- **DATASET EXCERPTS**:
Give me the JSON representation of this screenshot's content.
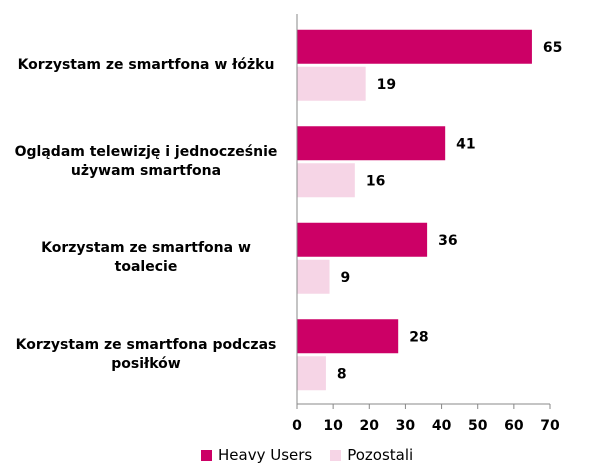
{
  "chart_data": {
    "type": "bar",
    "orientation": "horizontal",
    "categories": [
      "Korzystam ze smartfona w łóżku",
      "Oglądam telewizję i jednocześnie używam smartfona",
      "Korzystam ze smartfona w toalecie",
      "Korzystam ze smartfona podczas posiłków"
    ],
    "category_lines": [
      [
        "Korzystam ze smartfona w łóżku"
      ],
      [
        "Oglądam telewizję i jednocześnie",
        "używam smartfona"
      ],
      [
        "Korzystam ze smartfona w",
        "toalecie"
      ],
      [
        "Korzystam ze smartfona podczas",
        "posiłków"
      ]
    ],
    "series": [
      {
        "name": "Heavy Users",
        "color": "#cc0066",
        "values": [
          65,
          41,
          36,
          28
        ]
      },
      {
        "name": "Pozostali",
        "color": "#f6d5e6",
        "values": [
          19,
          16,
          9,
          8
        ]
      }
    ],
    "xlim": [
      0,
      70
    ],
    "xticks": [
      0,
      10,
      20,
      30,
      40,
      50,
      60,
      70
    ],
    "grid": false,
    "legend_position": "bottom"
  }
}
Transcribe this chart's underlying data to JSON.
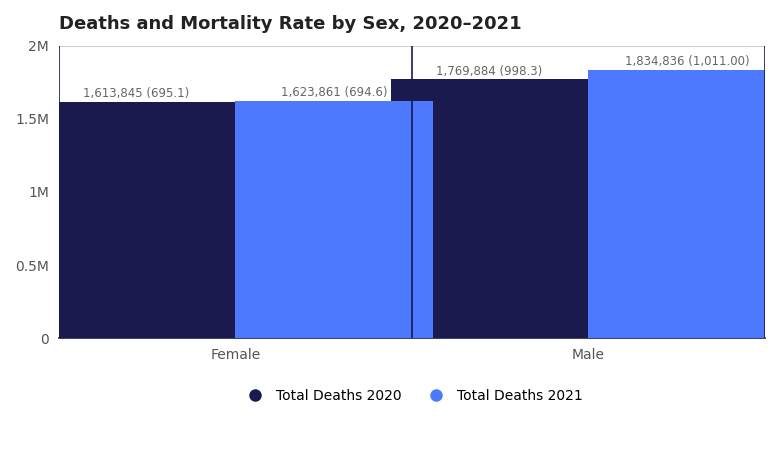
{
  "title": "Deaths and Mortality Rate by Sex, 2020–2021",
  "categories": [
    "Female",
    "Male"
  ],
  "series": [
    {
      "label": "Total Deaths 2020",
      "color": "#1a1a4e",
      "values": [
        1613845,
        1769884
      ],
      "annotations": [
        "1,613,845 (695.1)",
        "1,769,884 (998.3)"
      ]
    },
    {
      "label": "Total Deaths 2021",
      "color": "#4d79ff",
      "values": [
        1623861,
        1834836
      ],
      "annotations": [
        "1,623,861 (694.6)",
        "1,834,836 (1,011.00)"
      ]
    }
  ],
  "ylim": [
    0,
    2000000
  ],
  "yticks": [
    0,
    500000,
    1000000,
    1500000,
    2000000
  ],
  "ytick_labels": [
    "0",
    "0.5M",
    "1M",
    "1.5M",
    "2M"
  ],
  "background_color": "#ffffff",
  "grid_color": "#d0d0d0",
  "bar_width": 0.28,
  "title_fontsize": 13,
  "tick_fontsize": 10,
  "annotation_fontsize": 8.5,
  "legend_fontsize": 10
}
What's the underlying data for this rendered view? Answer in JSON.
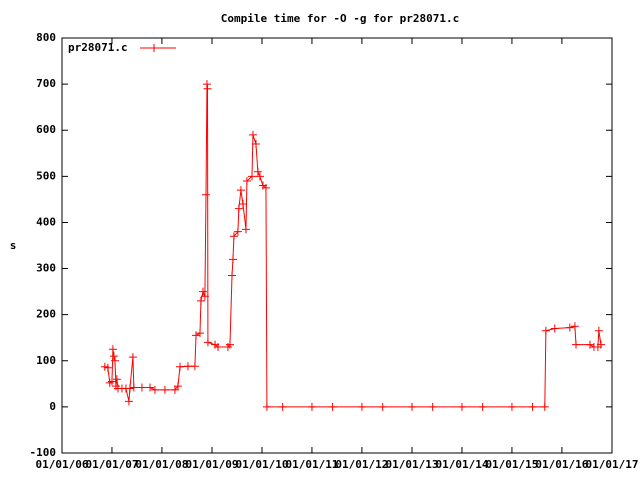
{
  "chart_data": {
    "type": "line",
    "title": "Compile time for -O -g for pr28071.c",
    "y_label": "s",
    "legend": "top-left",
    "x": [
      "2006-11-10",
      "2006-12-02",
      "2006-12-16",
      "2007-01-01",
      "2007-01-08",
      "2007-01-15",
      "2007-01-23",
      "2007-01-30",
      "2007-02-06",
      "2007-02-14",
      "2007-03-15",
      "2007-04-13",
      "2007-05-05",
      "2007-05-12",
      "2007-06-03",
      "2007-06-10",
      "2007-08-08",
      "2007-10-06",
      "2007-11-11",
      "2008-01-23",
      "2008-04-05",
      "2008-04-27",
      "2008-05-12",
      "2008-07-09",
      "2008-08-29",
      "2008-09-06",
      "2008-10-05",
      "2008-10-12",
      "2008-10-27",
      "2008-11-10",
      "2008-11-18",
      "2008-11-25",
      "2008-11-29",
      "2008-12-02",
      "2009-01-23",
      "2009-02-14",
      "2009-04-27",
      "2009-05-12",
      "2009-05-27",
      "2009-06-03",
      "2009-06-10",
      "2009-07-09",
      "2009-07-16",
      "2009-07-31",
      "2009-08-15",
      "2009-09-06",
      "2009-09-13",
      "2009-10-20",
      "2009-10-27",
      "2009-11-18",
      "2009-12-02",
      "2009-12-17",
      "2010-01-08",
      "2010-01-30",
      "2010-02-06",
      "2010-06-01",
      "2011-01-01",
      "2011-06-01",
      "2012-01-01",
      "2012-06-01",
      "2013-01-01",
      "2013-06-01",
      "2014-01-01",
      "2014-06-01",
      "2015-01-01",
      "2015-06-01",
      "2015-08-29",
      "2015-09-06",
      "2015-11-10",
      "2016-02-28",
      "2016-04-05",
      "2016-04-13",
      "2016-07-24",
      "2016-08-22",
      "2016-09-20",
      "2016-09-27",
      "2016-10-12"
    ],
    "series": [
      {
        "name": "pr28071.c",
        "color": "#ff0000",
        "values": [
          87,
          85,
          52,
          55,
          125,
          110,
          100,
          45,
          60,
          40,
          40,
          40,
          12,
          40,
          108,
          42,
          42,
          42,
          37,
          37,
          37,
          45,
          87,
          88,
          88,
          155,
          160,
          230,
          250,
          240,
          460,
          700,
          690,
          140,
          135,
          130,
          130,
          135,
          285,
          320,
          370,
          380,
          430,
          470,
          440,
          385,
          490,
          500,
          590,
          570,
          510,
          500,
          480,
          475,
          0,
          0,
          0,
          0,
          0,
          0,
          0,
          0,
          0,
          0,
          0,
          0,
          0,
          165,
          170,
          172,
          175,
          135,
          135,
          130,
          130,
          165,
          135
        ]
      }
    ],
    "xlim": [
      "2006-01-01",
      "2017-01-01"
    ],
    "xticks": [
      {
        "value": "2006-01-01",
        "label": "01/01/06"
      },
      {
        "value": "2007-01-01",
        "label": "01/01/07"
      },
      {
        "value": "2008-01-01",
        "label": "01/01/08"
      },
      {
        "value": "2009-01-01",
        "label": "01/01/09"
      },
      {
        "value": "2010-01-01",
        "label": "01/01/10"
      },
      {
        "value": "2011-01-01",
        "label": "01/01/11"
      },
      {
        "value": "2012-01-01",
        "label": "01/01/12"
      },
      {
        "value": "2013-01-01",
        "label": "01/01/13"
      },
      {
        "value": "2014-01-01",
        "label": "01/01/14"
      },
      {
        "value": "2015-01-01",
        "label": "01/01/15"
      },
      {
        "value": "2016-01-01",
        "label": "01/01/16"
      },
      {
        "value": "2017-01-01",
        "label": "01/01/17"
      }
    ],
    "ylim": [
      -100,
      800
    ],
    "yticks": [
      -100,
      0,
      100,
      200,
      300,
      400,
      500,
      600,
      700,
      800
    ]
  }
}
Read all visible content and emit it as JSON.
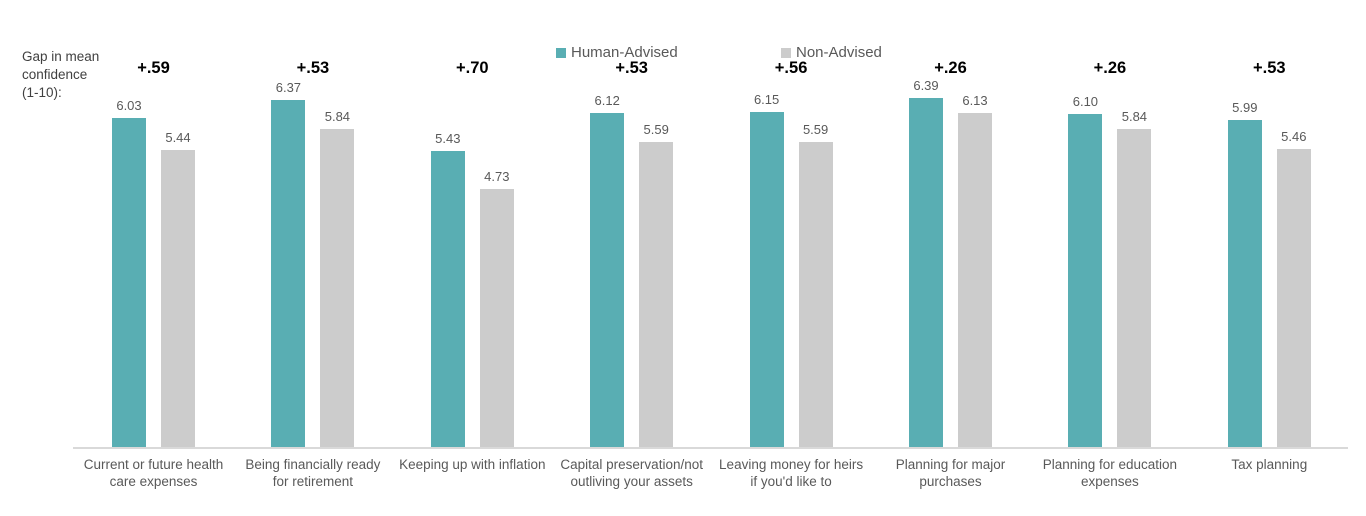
{
  "axis_note": "Gap in mean\nconfidence\n(1-10):",
  "chart_data": {
    "type": "bar",
    "title": "",
    "categories": [
      "Current or future health\ncare expenses",
      "Being financially ready\nfor retirement",
      "Keeping up with inflation",
      "Capital preservation/not\noutliving your assets",
      "Leaving money for heirs\nif you'd like to",
      "Planning for major\npurchases",
      "Planning for education\nexpenses",
      "Tax planning"
    ],
    "series": [
      {
        "name": "Human-Advised",
        "color": "#59AEB3",
        "values": [
          6.03,
          6.37,
          5.43,
          6.12,
          6.15,
          6.39,
          6.1,
          5.99
        ],
        "value_labels": [
          "6.03",
          "6.37",
          "5.43",
          "6.12",
          "6.15",
          "6.39",
          "6.10",
          "5.99"
        ]
      },
      {
        "name": "Non-Advised",
        "color": "#CCCCCC",
        "values": [
          5.44,
          5.84,
          4.73,
          5.59,
          5.59,
          6.13,
          5.84,
          5.46
        ],
        "value_labels": [
          "5.44",
          "5.84",
          "4.73",
          "5.59",
          "5.59",
          "6.13",
          "5.84",
          "5.46"
        ]
      }
    ],
    "gap_labels": [
      "+.59",
      "+.53",
      "+.70",
      "+.53",
      "+.56",
      "+.26",
      "+.26",
      "+.53"
    ],
    "xlabel": "",
    "ylabel": "",
    "ylim": [
      0,
      8.2
    ],
    "grid": false,
    "axes_visible": false,
    "legend_position": "top-center",
    "value_labels_shown": true,
    "baseline_color": "#D9D9D9",
    "value_label_color": "#595959",
    "gap_label_color": "#000000",
    "category_label_color": "#595959"
  }
}
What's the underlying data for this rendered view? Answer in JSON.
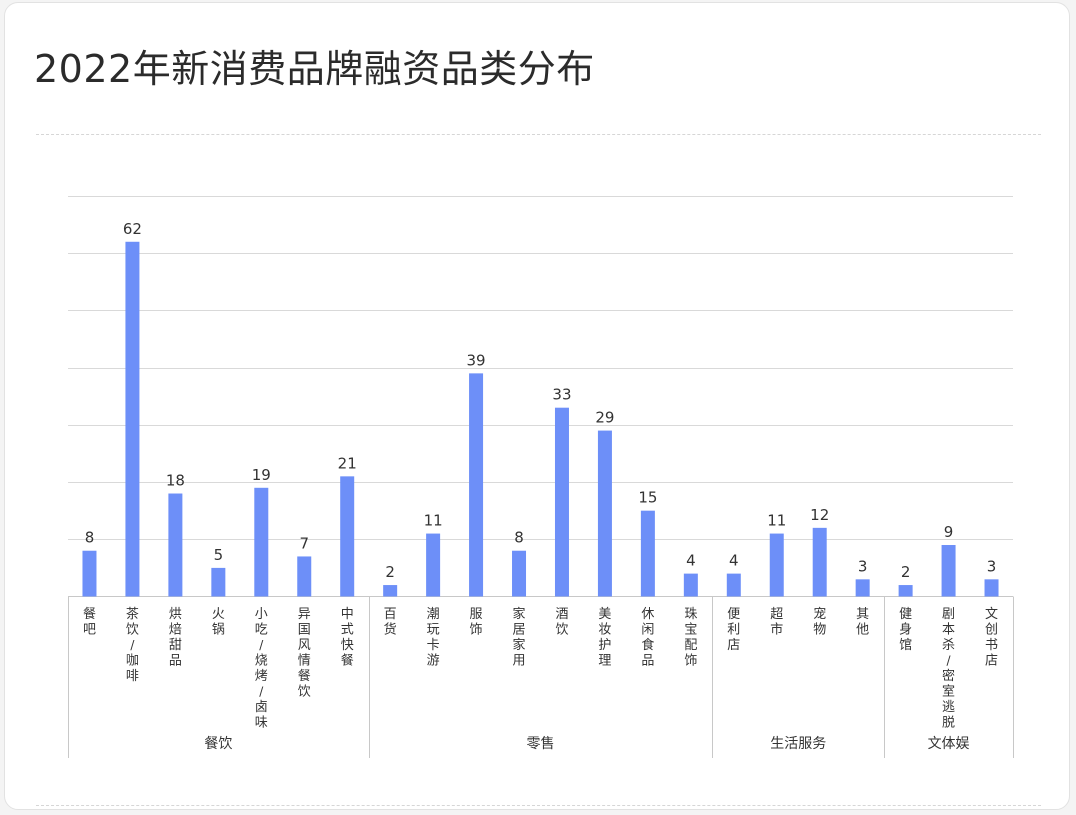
{
  "title": "2022年新消费品牌融资品类分布",
  "colors": {
    "bar": "#6d8ff8",
    "grid": "#d9d9d9",
    "axis": "#c8c8c8",
    "text": "#333333"
  },
  "chart_data": {
    "type": "bar",
    "title": "2022年新消费品牌融资品类分布",
    "xlabel": "",
    "ylabel": "",
    "ylim": [
      0,
      70
    ],
    "grid": true,
    "categories": [
      "餐吧",
      "茶饮/咖啡",
      "烘焙甜品",
      "火锅",
      "小吃/烧烤/卤味",
      "异国风情餐饮",
      "中式快餐",
      "百货",
      "潮玩卡游",
      "服饰",
      "家居家用",
      "酒饮",
      "美妆护理",
      "休闲食品",
      "珠宝配饰",
      "便利店",
      "超市",
      "宠物",
      "其他",
      "健身馆",
      "剧本杀/密室逃脱",
      "文创书店"
    ],
    "values": [
      8,
      62,
      18,
      5,
      19,
      7,
      21,
      2,
      11,
      39,
      8,
      33,
      29,
      15,
      4,
      4,
      11,
      12,
      3,
      2,
      9,
      3
    ],
    "groups": [
      {
        "name": "餐饮",
        "count": 7
      },
      {
        "name": "零售",
        "count": 8
      },
      {
        "name": "生活服务",
        "count": 4
      },
      {
        "name": "文体娱",
        "count": 3
      }
    ]
  }
}
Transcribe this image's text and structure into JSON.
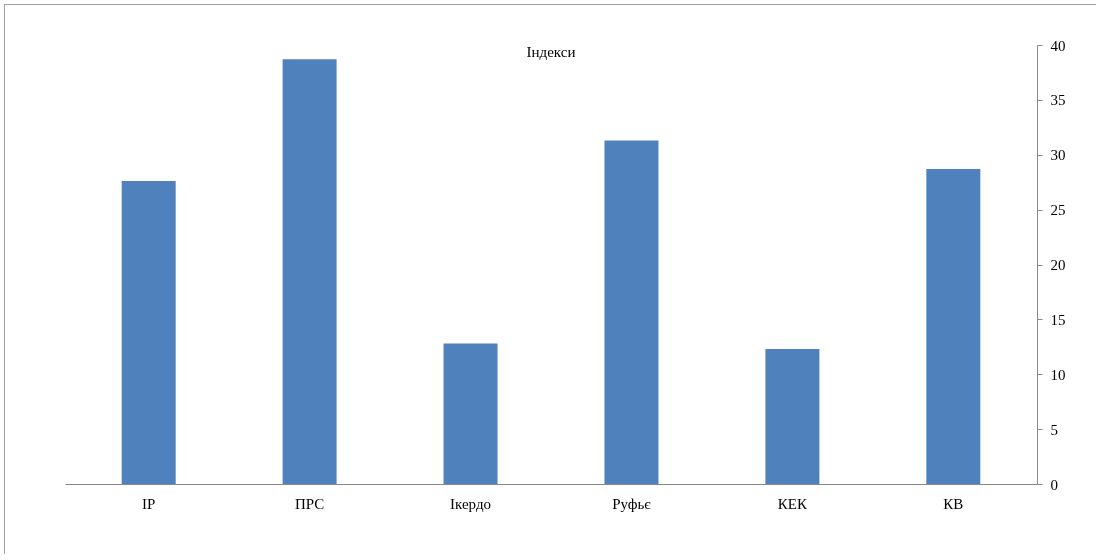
{
  "chart_data": {
    "type": "bar",
    "title": "Індекси",
    "categories": [
      "ІР",
      "ПРС",
      "Ікердо",
      "Руфьє",
      "КЕК",
      "КВ"
    ],
    "values": [
      27.6,
      38.7,
      12.8,
      31.3,
      12.3,
      28.7
    ],
    "color": "#4f81bd",
    "ylim": [
      0,
      40
    ],
    "yticks": [
      0,
      5,
      10,
      15,
      20,
      25,
      30,
      35,
      40
    ],
    "grid": false
  }
}
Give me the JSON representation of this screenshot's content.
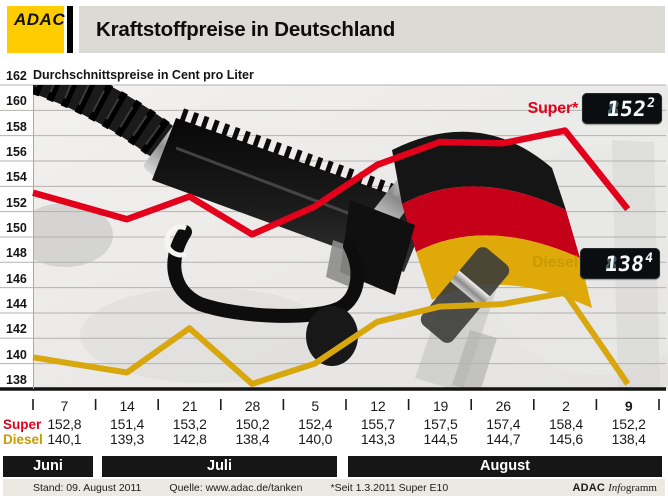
{
  "header": {
    "logo_text": "ADAC",
    "title": "Kraftstoffpreise in Deutschland"
  },
  "subtitle": "Durchschnittspreise in Cent pro Liter",
  "legend": {
    "super": {
      "label": "Super*",
      "ghost": "8",
      "digits": "152",
      "sup": "2"
    },
    "diesel": {
      "label": "Diesel",
      "ghost": "8",
      "digits": "138",
      "sup": "4"
    }
  },
  "chart_data": {
    "type": "line",
    "title": "Kraftstoffpreise in Deutschland",
    "ylabel": "Durchschnittspreise in Cent pro Liter",
    "ylim": [
      138,
      162
    ],
    "yticks": [
      162,
      160,
      158,
      156,
      154,
      152,
      150,
      148,
      146,
      144,
      142,
      140,
      138
    ],
    "grid": true,
    "categories": [
      "7",
      "14",
      "21",
      "28",
      "5",
      "12",
      "19",
      "26",
      "2",
      "9"
    ],
    "month_groups": [
      "Juni",
      "Juli",
      "August"
    ],
    "highlighted_category": "9",
    "series": [
      {
        "name": "Super",
        "color": "#e2001a",
        "values": [
          152.8,
          151.4,
          153.2,
          150.2,
          152.4,
          155.7,
          157.5,
          157.4,
          158.4,
          152.2
        ]
      },
      {
        "name": "Diesel",
        "color": "#d8a70e",
        "values": [
          140.1,
          139.3,
          142.8,
          138.4,
          140.0,
          143.3,
          144.5,
          144.7,
          145.6,
          138.4
        ]
      }
    ],
    "legend_position": "inline-right"
  },
  "table": {
    "super_label": "Super",
    "diesel_label": "Diesel",
    "super_values": [
      "152,8",
      "151,4",
      "153,2",
      "150,2",
      "152,4",
      "155,7",
      "157,5",
      "157,4",
      "158,4",
      "152,2"
    ],
    "diesel_values": [
      "140,1",
      "139,3",
      "142,8",
      "138,4",
      "140,0",
      "143,3",
      "144,5",
      "144,7",
      "145,6",
      "138,4"
    ]
  },
  "months": [
    "Juni",
    "Juli",
    "August"
  ],
  "footer": {
    "stand": "Stand: 09. August 2011",
    "quelle": "Quelle: www.adac.de/tanken",
    "note": "*Seit 1.3.2011 Super E10",
    "credit": {
      "bold": "ADAC",
      "italic": "Info",
      "rest": "gramm"
    }
  },
  "colors": {
    "adac_yellow": "#ffcc00",
    "super_red": "#e2001a",
    "diesel_gold": "#d8a70e",
    "band_gray": "#dcdad5",
    "display_bg": "#0a0e11"
  }
}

- **TASK STATEMENT**: Show every line above in which the word "Oglądam" occurs.

- **REPLY**:
      "Oglądam telewizję i jednocześnie używam smartfona",
        "Oglądam telewizję i jednocześnie",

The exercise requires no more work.